▸ **PROBLEM DESCRIPTION**
Pictures do not belong in the copy. Return all of the entries exactly.

▸ **RECORDS FOR THE EXERCISE**
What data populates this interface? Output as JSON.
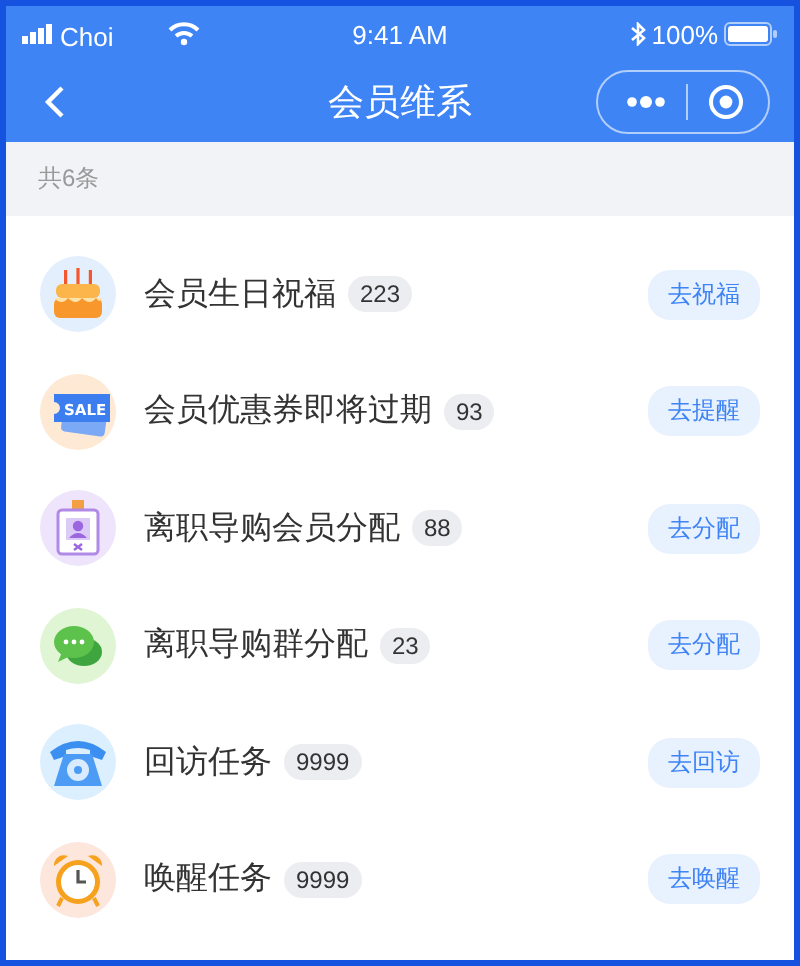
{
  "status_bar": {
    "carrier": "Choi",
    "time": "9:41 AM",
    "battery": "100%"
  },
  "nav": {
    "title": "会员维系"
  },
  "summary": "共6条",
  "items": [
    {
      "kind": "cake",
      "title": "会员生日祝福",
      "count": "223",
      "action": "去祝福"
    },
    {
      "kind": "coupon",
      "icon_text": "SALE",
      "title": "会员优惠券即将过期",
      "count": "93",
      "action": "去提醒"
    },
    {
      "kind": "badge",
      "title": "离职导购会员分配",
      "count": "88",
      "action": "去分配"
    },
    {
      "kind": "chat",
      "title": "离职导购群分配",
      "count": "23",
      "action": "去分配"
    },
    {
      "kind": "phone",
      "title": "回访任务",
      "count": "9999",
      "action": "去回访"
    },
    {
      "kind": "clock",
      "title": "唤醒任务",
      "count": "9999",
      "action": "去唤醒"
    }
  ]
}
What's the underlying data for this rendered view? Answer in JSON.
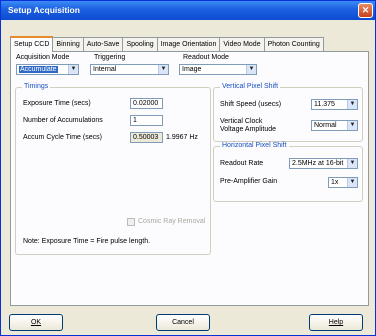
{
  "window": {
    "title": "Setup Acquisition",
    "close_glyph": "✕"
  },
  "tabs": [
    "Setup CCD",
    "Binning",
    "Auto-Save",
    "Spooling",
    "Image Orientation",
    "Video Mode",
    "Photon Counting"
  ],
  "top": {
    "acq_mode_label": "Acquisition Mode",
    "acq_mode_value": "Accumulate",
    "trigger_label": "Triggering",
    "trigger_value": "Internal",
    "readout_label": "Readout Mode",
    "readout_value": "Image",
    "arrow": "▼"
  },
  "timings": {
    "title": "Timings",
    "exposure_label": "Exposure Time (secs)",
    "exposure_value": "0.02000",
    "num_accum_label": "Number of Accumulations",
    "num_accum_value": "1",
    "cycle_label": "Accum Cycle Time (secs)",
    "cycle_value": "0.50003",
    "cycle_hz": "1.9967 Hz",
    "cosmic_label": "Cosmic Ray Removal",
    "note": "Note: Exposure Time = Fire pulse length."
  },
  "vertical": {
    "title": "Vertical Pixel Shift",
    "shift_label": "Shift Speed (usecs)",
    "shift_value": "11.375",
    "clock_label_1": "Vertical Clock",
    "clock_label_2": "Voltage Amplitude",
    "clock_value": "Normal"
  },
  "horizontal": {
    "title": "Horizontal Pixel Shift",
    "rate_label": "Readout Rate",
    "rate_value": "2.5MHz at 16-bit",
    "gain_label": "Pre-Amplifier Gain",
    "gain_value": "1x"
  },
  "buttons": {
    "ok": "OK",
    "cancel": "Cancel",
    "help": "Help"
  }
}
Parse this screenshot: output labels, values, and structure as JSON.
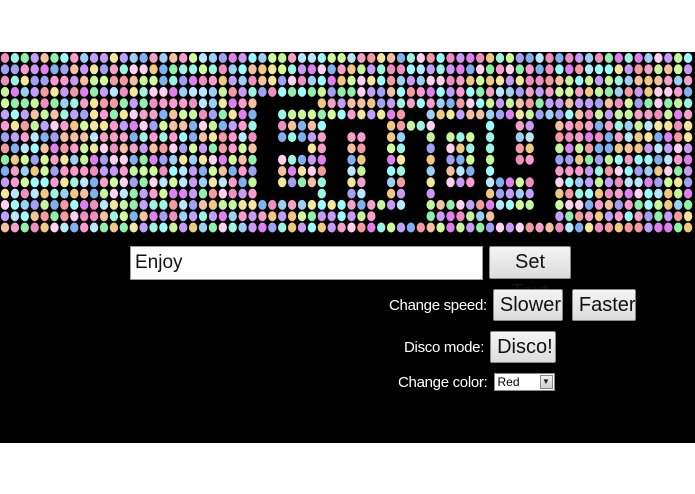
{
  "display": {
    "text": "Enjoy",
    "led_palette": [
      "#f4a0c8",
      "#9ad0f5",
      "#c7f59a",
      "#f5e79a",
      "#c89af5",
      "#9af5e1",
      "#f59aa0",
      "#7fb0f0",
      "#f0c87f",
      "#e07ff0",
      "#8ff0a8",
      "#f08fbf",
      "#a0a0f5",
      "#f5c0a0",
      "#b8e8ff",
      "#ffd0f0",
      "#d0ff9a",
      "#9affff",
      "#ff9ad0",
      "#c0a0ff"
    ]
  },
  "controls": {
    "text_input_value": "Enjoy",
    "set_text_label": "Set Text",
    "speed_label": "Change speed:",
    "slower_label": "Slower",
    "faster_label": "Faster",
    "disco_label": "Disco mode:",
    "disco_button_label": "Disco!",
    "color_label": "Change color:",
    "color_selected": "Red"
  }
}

▸ **RESULT**
What data populates this interface? Output as JSON.
{
  "status_bar": {
    "carrier": "Choi",
    "time": "9:41 AM",
    "battery": "100%"
  },
  "nav": {
    "title": "会员维系"
  },
  "summary": "共6条",
  "items": [
    {
      "kind": "cake",
      "title": "会员生日祝福",
      "count": "223",
      "action": "去祝福"
    },
    {
      "kind": "coupon",
      "icon_text": "SALE",
      "title": "会员优惠券即将过期",
      "count": "93",
      "action": "去提醒"
    },
    {
      "kind": "badge",
      "title": "离职导购会员分配",
      "count": "88",
      "action": "去分配"
    },
    {
      "kind": "chat",
      "title": "离职导购群分配",
      "count": "23",
      "action": "去分配"
    },
    {
      "kind": "phone",
      "title": "回访任务",
      "count": "9999",
      "action": "去回访"
    },
    {
      "kind": "clock",
      "title": "唤醒任务",
      "count": "9999",
      "action": "去唤醒"
    }
  ]
}
What's the underlying data for this rendered view? Answer in JSON.
{
  "window": {
    "title": "Setup Acquisition",
    "close_glyph": "✕"
  },
  "tabs": [
    "Setup CCD",
    "Binning",
    "Auto-Save",
    "Spooling",
    "Image Orientation",
    "Video Mode",
    "Photon Counting"
  ],
  "top": {
    "acq_mode_label": "Acquisition Mode",
    "acq_mode_value": "Accumulate",
    "trigger_label": "Triggering",
    "trigger_value": "Internal",
    "readout_label": "Readout Mode",
    "readout_value": "Image",
    "arrow": "▼"
  },
  "timings": {
    "title": "Timings",
    "exposure_label": "Exposure Time (secs)",
    "exposure_value": "0.02000",
    "num_accum_label": "Number of Accumulations",
    "num_accum_value": "1",
    "cycle_label": "Accum Cycle Time (secs)",
    "cycle_value": "0.50003",
    "cycle_hz": "1.9967 Hz",
    "cosmic_label": "Cosmic Ray Removal",
    "note": "Note: Exposure Time = Fire pulse length."
  },
  "vertical": {
    "title": "Vertical Pixel Shift",
    "shift_label": "Shift Speed (usecs)",
    "shift_value": "11.375",
    "clock_label_1": "Vertical Clock",
    "clock_label_2": "Voltage Amplitude",
    "clock_value": "Normal"
  },
  "horizontal": {
    "title": "Horizontal Pixel Shift",
    "rate_label": "Readout Rate",
    "rate_value": "2.5MHz at 16-bit",
    "gain_label": "Pre-Amplifier Gain",
    "gain_value": "1x"
  },
  "buttons": {
    "ok": "OK",
    "cancel": "Cancel",
    "help": "Help"
  }
}
Parse this screenshot: output labels, values, and structure as JSON.
{
  "display": {
    "text": "Enjoy",
    "led_palette": [
      "#f4a0c8",
      "#9ad0f5",
      "#c7f59a",
      "#f5e79a",
      "#c89af5",
      "#9af5e1",
      "#f59aa0",
      "#7fb0f0",
      "#f0c87f",
      "#e07ff0",
      "#8ff0a8",
      "#f08fbf",
      "#a0a0f5",
      "#f5c0a0",
      "#b8e8ff",
      "#ffd0f0",
      "#d0ff9a",
      "#9affff",
      "#ff9ad0",
      "#c0a0ff"
    ]
  },
  "controls": {
    "text_input_value": "Enjoy",
    "set_text_label": "Set Text",
    "speed_label": "Change speed:",
    "slower_label": "Slower",
    "faster_label": "Faster",
    "disco_label": "Disco mode:",
    "disco_button_label": "Disco!",
    "color_label": "Change color:",
    "color_selected": "Red"
  }
}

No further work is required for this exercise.